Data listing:
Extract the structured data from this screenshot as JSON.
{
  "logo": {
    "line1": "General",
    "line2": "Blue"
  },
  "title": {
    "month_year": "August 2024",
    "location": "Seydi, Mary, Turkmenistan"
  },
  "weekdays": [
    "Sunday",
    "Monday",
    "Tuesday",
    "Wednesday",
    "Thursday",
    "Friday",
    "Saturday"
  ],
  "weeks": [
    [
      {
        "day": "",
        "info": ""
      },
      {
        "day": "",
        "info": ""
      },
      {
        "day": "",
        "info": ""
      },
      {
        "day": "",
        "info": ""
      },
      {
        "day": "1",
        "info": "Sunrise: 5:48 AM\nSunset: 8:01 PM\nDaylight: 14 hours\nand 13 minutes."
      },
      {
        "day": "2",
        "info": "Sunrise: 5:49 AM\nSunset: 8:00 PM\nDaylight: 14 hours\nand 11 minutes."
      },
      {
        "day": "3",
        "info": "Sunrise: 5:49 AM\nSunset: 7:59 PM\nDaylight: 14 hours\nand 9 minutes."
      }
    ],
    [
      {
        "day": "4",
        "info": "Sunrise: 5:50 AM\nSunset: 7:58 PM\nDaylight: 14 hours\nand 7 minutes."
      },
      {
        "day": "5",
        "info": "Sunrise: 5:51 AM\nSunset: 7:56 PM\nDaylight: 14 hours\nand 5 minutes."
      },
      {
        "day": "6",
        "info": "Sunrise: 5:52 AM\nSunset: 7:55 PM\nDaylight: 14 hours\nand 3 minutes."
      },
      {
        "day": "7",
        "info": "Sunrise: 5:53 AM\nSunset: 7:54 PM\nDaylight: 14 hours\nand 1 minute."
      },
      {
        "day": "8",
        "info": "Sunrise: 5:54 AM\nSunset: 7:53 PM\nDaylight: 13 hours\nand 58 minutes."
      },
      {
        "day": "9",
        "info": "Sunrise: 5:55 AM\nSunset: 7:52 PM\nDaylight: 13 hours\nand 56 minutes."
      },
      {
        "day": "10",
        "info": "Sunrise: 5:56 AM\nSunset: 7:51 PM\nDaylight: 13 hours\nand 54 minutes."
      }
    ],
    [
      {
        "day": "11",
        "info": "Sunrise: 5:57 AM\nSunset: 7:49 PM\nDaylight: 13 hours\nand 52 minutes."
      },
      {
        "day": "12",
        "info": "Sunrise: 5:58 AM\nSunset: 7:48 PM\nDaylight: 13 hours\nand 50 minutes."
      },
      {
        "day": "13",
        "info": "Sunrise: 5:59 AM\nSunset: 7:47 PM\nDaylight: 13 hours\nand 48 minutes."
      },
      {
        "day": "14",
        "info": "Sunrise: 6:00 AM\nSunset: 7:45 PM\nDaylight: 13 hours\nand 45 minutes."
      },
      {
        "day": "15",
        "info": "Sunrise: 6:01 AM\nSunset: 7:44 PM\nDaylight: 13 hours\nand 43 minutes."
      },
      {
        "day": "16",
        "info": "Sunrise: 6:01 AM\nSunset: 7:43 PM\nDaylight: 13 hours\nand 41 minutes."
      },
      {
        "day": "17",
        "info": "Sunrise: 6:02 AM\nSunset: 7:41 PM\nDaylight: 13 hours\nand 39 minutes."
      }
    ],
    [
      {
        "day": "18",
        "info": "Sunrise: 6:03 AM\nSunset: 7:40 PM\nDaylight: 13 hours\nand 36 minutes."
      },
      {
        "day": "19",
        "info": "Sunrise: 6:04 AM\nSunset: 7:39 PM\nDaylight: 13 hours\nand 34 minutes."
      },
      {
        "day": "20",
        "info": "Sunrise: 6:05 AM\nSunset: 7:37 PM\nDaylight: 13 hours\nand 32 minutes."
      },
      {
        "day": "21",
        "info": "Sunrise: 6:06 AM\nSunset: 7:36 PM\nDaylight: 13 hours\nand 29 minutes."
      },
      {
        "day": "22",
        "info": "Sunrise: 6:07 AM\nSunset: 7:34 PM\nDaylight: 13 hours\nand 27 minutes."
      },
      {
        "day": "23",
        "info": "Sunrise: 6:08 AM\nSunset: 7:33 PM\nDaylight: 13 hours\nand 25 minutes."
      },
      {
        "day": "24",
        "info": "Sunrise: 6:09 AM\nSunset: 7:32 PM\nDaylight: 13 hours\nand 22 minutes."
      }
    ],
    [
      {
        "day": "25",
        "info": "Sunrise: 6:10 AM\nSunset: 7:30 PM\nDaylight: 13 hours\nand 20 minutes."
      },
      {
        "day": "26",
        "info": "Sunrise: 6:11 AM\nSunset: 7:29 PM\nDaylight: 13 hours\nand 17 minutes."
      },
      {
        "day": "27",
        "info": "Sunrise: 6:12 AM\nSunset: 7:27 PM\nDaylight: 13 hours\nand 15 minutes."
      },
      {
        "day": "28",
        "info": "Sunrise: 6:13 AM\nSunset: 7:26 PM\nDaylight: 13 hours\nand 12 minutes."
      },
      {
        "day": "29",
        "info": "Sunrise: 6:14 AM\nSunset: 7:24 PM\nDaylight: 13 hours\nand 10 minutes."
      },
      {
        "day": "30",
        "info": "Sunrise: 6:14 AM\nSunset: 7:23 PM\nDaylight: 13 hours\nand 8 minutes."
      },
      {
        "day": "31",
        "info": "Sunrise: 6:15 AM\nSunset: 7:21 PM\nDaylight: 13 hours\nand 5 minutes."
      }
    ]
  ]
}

Problem details: Extract every record and return it verbatim.

Complete answer:
Extract the structured data from this screenshot as JSON.
{
  "logo": {
    "line1": "General",
    "line2": "Blue"
  },
  "title": {
    "month_year": "August 2024",
    "location": "Seydi, Mary, Turkmenistan"
  },
  "weekdays": [
    "Sunday",
    "Monday",
    "Tuesday",
    "Wednesday",
    "Thursday",
    "Friday",
    "Saturday"
  ],
  "weeks": [
    [
      {
        "day": "",
        "info": ""
      },
      {
        "day": "",
        "info": ""
      },
      {
        "day": "",
        "info": ""
      },
      {
        "day": "",
        "info": ""
      },
      {
        "day": "1",
        "info": "Sunrise: 5:48 AM\nSunset: 8:01 PM\nDaylight: 14 hours\nand 13 minutes."
      },
      {
        "day": "2",
        "info": "Sunrise: 5:49 AM\nSunset: 8:00 PM\nDaylight: 14 hours\nand 11 minutes."
      },
      {
        "day": "3",
        "info": "Sunrise: 5:49 AM\nSunset: 7:59 PM\nDaylight: 14 hours\nand 9 minutes."
      }
    ],
    [
      {
        "day": "4",
        "info": "Sunrise: 5:50 AM\nSunset: 7:58 PM\nDaylight: 14 hours\nand 7 minutes."
      },
      {
        "day": "5",
        "info": "Sunrise: 5:51 AM\nSunset: 7:56 PM\nDaylight: 14 hours\nand 5 minutes."
      },
      {
        "day": "6",
        "info": "Sunrise: 5:52 AM\nSunset: 7:55 PM\nDaylight: 14 hours\nand 3 minutes."
      },
      {
        "day": "7",
        "info": "Sunrise: 5:53 AM\nSunset: 7:54 PM\nDaylight: 14 hours\nand 1 minute."
      },
      {
        "day": "8",
        "info": "Sunrise: 5:54 AM\nSunset: 7:53 PM\nDaylight: 13 hours\nand 58 minutes."
      },
      {
        "day": "9",
        "info": "Sunrise: 5:55 AM\nSunset: 7:52 PM\nDaylight: 13 hours\nand 56 minutes."
      },
      {
        "day": "10",
        "info": "Sunrise: 5:56 AM\nSunset: 7:51 PM\nDaylight: 13 hours\nand 54 minutes."
      }
    ],
    [
      {
        "day": "11",
        "info": "Sunrise: 5:57 AM\nSunset: 7:49 PM\nDaylight: 13 hours\nand 52 minutes."
      },
      {
        "day": "12",
        "info": "Sunrise: 5:58 AM\nSunset: 7:48 PM\nDaylight: 13 hours\nand 50 minutes."
      },
      {
        "day": "13",
        "info": "Sunrise: 5:59 AM\nSunset: 7:47 PM\nDaylight: 13 hours\nand 48 minutes."
      },
      {
        "day": "14",
        "info": "Sunrise: 6:00 AM\nSunset: 7:45 PM\nDaylight: 13 hours\nand 45 minutes."
      },
      {
        "day": "15",
        "info": "Sunrise: 6:01 AM\nSunset: 7:44 PM\nDaylight: 13 hours\nand 43 minutes."
      },
      {
        "day": "16",
        "info": "Sunrise: 6:01 AM\nSunset: 7:43 PM\nDaylight: 13 hours\nand 41 minutes."
      },
      {
        "day": "17",
        "info": "Sunrise: 6:02 AM\nSunset: 7:41 PM\nDaylight: 13 hours\nand 39 minutes."
      }
    ],
    [
      {
        "day": "18",
        "info": "Sunrise: 6:03 AM\nSunset: 7:40 PM\nDaylight: 13 hours\nand 36 minutes."
      },
      {
        "day": "19",
        "info": "Sunrise: 6:04 AM\nSunset: 7:39 PM\nDaylight: 13 hours\nand 34 minutes."
      },
      {
        "day": "20",
        "info": "Sunrise: 6:05 AM\nSunset: 7:37 PM\nDaylight: 13 hours\nand 32 minutes."
      },
      {
        "day": "21",
        "info": "Sunrise: 6:06 AM\nSunset: 7:36 PM\nDaylight: 13 hours\nand 29 minutes."
      },
      {
        "day": "22",
        "info": "Sunrise: 6:07 AM\nSunset: 7:34 PM\nDaylight: 13 hours\nand 27 minutes."
      },
      {
        "day": "23",
        "info": "Sunrise: 6:08 AM\nSunset: 7:33 PM\nDaylight: 13 hours\nand 25 minutes."
      },
      {
        "day": "24",
        "info": "Sunrise: 6:09 AM\nSunset: 7:32 PM\nDaylight: 13 hours\nand 22 minutes."
      }
    ],
    [
      {
        "day": "25",
        "info": "Sunrise: 6:10 AM\nSunset: 7:30 PM\nDaylight: 13 hours\nand 20 minutes."
      },
      {
        "day": "26",
        "info": "Sunrise: 6:11 AM\nSunset: 7:29 PM\nDaylight: 13 hours\nand 17 minutes."
      },
      {
        "day": "27",
        "info": "Sunrise: 6:12 AM\nSunset: 7:27 PM\nDaylight: 13 hours\nand 15 minutes."
      },
      {
        "day": "28",
        "info": "Sunrise: 6:13 AM\nSunset: 7:26 PM\nDaylight: 13 hours\nand 12 minutes."
      },
      {
        "day": "29",
        "info": "Sunrise: 6:14 AM\nSunset: 7:24 PM\nDaylight: 13 hours\nand 10 minutes."
      },
      {
        "day": "30",
        "info": "Sunrise: 6:14 AM\nSunset: 7:23 PM\nDaylight: 13 hours\nand 8 minutes."
      },
      {
        "day": "31",
        "info": "Sunrise: 6:15 AM\nSunset: 7:21 PM\nDaylight: 13 hours\nand 5 minutes."
      }
    ]
  ]
}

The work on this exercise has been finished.